#### [PROBLEM TO SOLVE]
Show only lines that include "this".

#### [LISTED RECORDS]
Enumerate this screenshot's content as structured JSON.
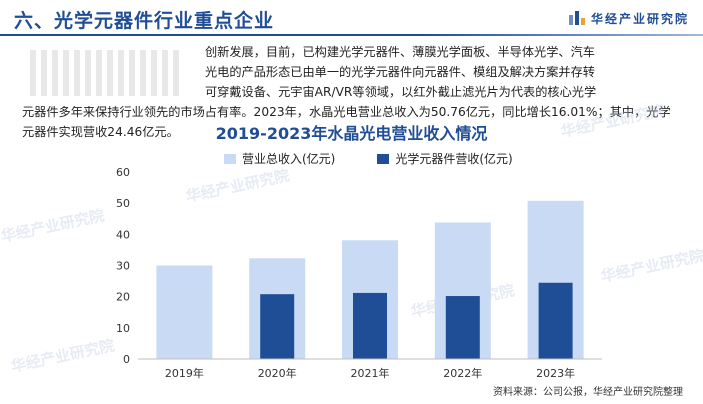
{
  "header": {
    "section_title": "六、光学元器件行业重点企业",
    "brand_name": "华经产业研究院"
  },
  "paragraph": {
    "line1": "创新发展，目前，已构建光学元器件、薄膜光学面板、半导体光学、汽车",
    "line2": "光电的产品形态已由单一的光学元器件向元器件、模组及解决方案并存转",
    "line3": "可穿戴设备、元宇宙AR/VR等领域，以红外截止滤光片为代表的核心光学",
    "line4": "元器件多年来保持行业领先的市场占有率。2023年，水晶光电营业总收入为50.76亿元，同比增长16.01%；其中，光学",
    "line5": "元器件实现营收24.46亿元。"
  },
  "watermark_text": "华经产业研究院",
  "source_text": "资料来源：公司公报，华经产业研究院整理",
  "colors": {
    "brand_blue": "#1f4e96",
    "series_total": "#c9daf4",
    "series_optical": "#1f4e96"
  },
  "chart_data": {
    "type": "bar",
    "title": "2019-2023年水晶光电营业收入情况",
    "categories": [
      "2019年",
      "2020年",
      "2021年",
      "2022年",
      "2023年"
    ],
    "series": [
      {
        "name": "营业总收入(亿元)",
        "values": [
          30.0,
          32.3,
          38.1,
          43.8,
          50.76
        ]
      },
      {
        "name": "光学元器件营收(亿元)",
        "values": [
          null,
          20.8,
          21.2,
          20.2,
          24.46
        ]
      }
    ],
    "ylim": [
      0,
      60
    ],
    "yticks": [
      0,
      10,
      20,
      30,
      40,
      50,
      60
    ],
    "grid": false,
    "legend": "top-center",
    "xlabel": "",
    "ylabel": ""
  }
}
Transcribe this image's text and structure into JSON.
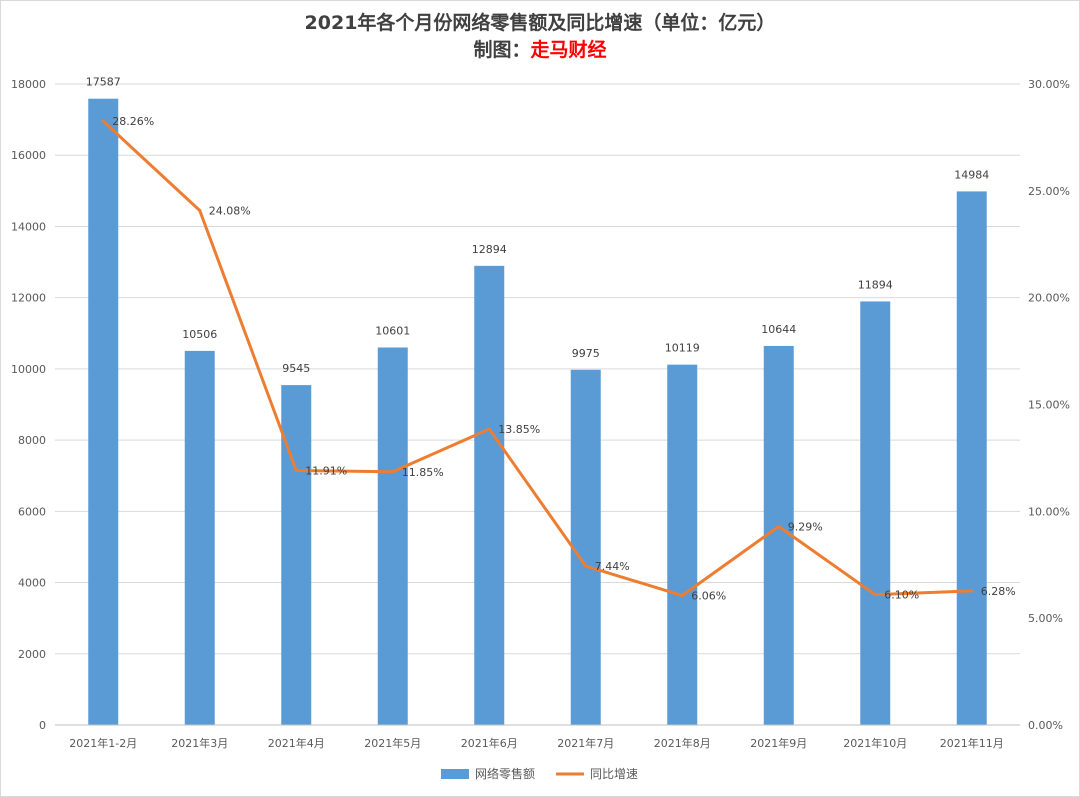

#### [FINISHED TASK]
Enumerate this screenshot's content as structured JSON.
Transcribe this image's text and structure into JSON.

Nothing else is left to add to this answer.